──────── The data

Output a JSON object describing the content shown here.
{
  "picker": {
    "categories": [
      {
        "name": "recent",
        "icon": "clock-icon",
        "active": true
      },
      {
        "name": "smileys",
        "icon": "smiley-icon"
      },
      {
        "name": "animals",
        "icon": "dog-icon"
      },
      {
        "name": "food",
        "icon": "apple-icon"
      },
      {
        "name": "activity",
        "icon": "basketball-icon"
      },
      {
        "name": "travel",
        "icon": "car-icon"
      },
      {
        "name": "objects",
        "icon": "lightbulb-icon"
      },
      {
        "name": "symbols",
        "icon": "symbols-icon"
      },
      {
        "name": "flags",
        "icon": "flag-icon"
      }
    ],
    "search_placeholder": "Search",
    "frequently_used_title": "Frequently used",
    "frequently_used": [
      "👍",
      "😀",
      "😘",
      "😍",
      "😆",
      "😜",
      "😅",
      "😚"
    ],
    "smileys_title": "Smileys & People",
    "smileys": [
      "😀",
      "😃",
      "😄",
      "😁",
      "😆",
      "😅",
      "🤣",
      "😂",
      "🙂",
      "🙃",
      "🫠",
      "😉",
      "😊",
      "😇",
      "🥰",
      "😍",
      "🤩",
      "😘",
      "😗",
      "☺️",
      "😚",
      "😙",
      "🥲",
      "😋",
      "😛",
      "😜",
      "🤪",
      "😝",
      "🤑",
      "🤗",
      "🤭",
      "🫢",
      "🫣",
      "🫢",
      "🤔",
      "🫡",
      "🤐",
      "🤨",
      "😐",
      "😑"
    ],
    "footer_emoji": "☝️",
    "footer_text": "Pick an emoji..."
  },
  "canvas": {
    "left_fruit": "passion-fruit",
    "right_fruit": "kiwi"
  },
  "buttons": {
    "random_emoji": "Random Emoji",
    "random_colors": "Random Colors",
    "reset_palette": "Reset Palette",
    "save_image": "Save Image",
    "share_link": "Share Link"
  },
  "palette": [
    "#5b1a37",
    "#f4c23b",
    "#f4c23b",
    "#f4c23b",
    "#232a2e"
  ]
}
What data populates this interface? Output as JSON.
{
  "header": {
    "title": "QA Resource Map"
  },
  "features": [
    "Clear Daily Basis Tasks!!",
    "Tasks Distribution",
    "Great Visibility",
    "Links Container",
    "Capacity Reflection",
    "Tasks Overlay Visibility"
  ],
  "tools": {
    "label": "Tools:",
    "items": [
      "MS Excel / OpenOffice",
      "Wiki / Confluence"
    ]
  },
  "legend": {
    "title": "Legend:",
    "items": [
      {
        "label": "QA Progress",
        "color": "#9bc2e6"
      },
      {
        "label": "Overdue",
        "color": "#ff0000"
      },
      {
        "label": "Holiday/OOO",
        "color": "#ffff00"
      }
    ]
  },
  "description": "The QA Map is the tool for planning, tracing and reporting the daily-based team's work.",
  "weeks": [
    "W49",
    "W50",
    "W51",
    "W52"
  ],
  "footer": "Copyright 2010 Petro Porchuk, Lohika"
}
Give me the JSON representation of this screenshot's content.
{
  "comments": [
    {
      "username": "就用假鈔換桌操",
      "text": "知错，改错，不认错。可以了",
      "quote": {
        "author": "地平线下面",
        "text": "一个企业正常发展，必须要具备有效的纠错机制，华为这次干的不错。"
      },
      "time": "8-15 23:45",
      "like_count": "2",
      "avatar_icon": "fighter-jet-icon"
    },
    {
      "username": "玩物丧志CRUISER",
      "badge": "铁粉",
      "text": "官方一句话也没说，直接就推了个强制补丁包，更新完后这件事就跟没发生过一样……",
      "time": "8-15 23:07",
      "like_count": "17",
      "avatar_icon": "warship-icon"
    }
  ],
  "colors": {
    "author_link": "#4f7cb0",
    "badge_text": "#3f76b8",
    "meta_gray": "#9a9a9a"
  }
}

────────────────

=== Exercise directions ===
Return every line exactly.

=== Task answer ===
Output a JSON object describing the content shown here.
{
  "picker": {
    "categories": [
      {
        "name": "recent",
        "icon": "clock-icon",
        "active": true
      },
      {
        "name": "smileys",
        "icon": "smiley-icon"
      },
      {
        "name": "animals",
        "icon": "dog-icon"
      },
      {
        "name": "food",
        "icon": "apple-icon"
      },
      {
        "name": "activity",
        "icon": "basketball-icon"
      },
      {
        "name": "travel",
        "icon": "car-icon"
      },
      {
        "name": "objects",
        "icon": "lightbulb-icon"
      },
      {
        "name": "symbols",
        "icon": "symbols-icon"
      },
      {
        "name": "flags",
        "icon": "flag-icon"
      }
    ],
    "search_placeholder": "Search",
    "frequently_used_title": "Frequently used",
    "frequently_used": [
      "👍",
      "😀",
      "😘",
      "😍",
      "😆",
      "😜",
      "😅",
      "😚"
    ],
    "smileys_title": "Smileys & People",
    "smileys": [
      "😀",
      "😃",
      "😄",
      "😁",
      "😆",
      "😅",
      "🤣",
      "😂",
      "🙂",
      "🙃",
      "🫠",
      "😉",
      "😊",
      "😇",
      "🥰",
      "😍",
      "🤩",
      "😘",
      "😗",
      "☺️",
      "😚",
      "😙",
      "🥲",
      "😋",
      "😛",
      "😜",
      "🤪",
      "😝",
      "🤑",
      "🤗",
      "🤭",
      "🫢",
      "🫣",
      "🫢",
      "🤔",
      "🫡",
      "🤐",
      "🤨",
      "😐",
      "😑"
    ],
    "footer_emoji": "☝️",
    "footer_text": "Pick an emoji..."
  },
  "canvas": {
    "left_fruit": "passion-fruit",
    "right_fruit": "kiwi"
  },
  "buttons": {
    "random_emoji": "Random Emoji",
    "random_colors": "Random Colors",
    "reset_palette": "Reset Palette",
    "save_image": "Save Image",
    "share_link": "Share Link"
  },
  "palette": [
    "#5b1a37",
    "#f4c23b",
    "#f4c23b",
    "#f4c23b",
    "#232a2e"
  ]
}
What data populates this interface? Output as JSON.
{
  "header": {
    "title": "QA Resource Map"
  },
  "features": [
    "Clear Daily Basis Tasks!!",
    "Tasks Distribution",
    "Great Visibility",
    "Links Container",
    "Capacity Reflection",
    "Tasks Overlay Visibility"
  ],
  "tools": {
    "label": "Tools:",
    "items": [
      "MS Excel / OpenOffice",
      "Wiki / Confluence"
    ]
  },
  "legend": {
    "title": "Legend:",
    "items": [
      {
        "label": "QA Progress",
        "color": "#9bc2e6"
      },
      {
        "label": "Overdue",
        "color": "#ff0000"
      },
      {
        "label": "Holiday/OOO",
        "color": "#ffff00"
      }
    ]
  },
  "description": "The QA Map is the tool for planning, tracing and reporting the daily-based team's work.",
  "weeks": [
    "W49",
    "W50",
    "W51",
    "W52"
  ],
  "footer": "Copyright 2010 Petro Porchuk, Lohika"
}
Give me the JSON representation of this screenshot's content.
{
  "comments": [
    {
      "username": "就用假鈔換桌操",
      "text": "知错，改错，不认错。可以了",
      "quote": {
        "author": "地平线下面",
        "text": "一个企业正常发展，必须要具备有效的纠错机制，华为这次干的不错。"
      },
      "time": "8-15 23:45",
      "like_count": "2",
      "avatar_icon": "fighter-jet-icon"
    },
    {
      "username": "玩物丧志CRUISER",
      "badge": "铁粉",
      "text": "官方一句话也没说，直接就推了个强制补丁包，更新完后这件事就跟没发生过一样……",
      "time": "8-15 23:07",
      "like_count": "17",
      "avatar_icon": "warship-icon"
    }
  ],
  "colors": {
    "author_link": "#4f7cb0",
    "badge_text": "#3f76b8",
    "meta_gray": "#9a9a9a"
  }
}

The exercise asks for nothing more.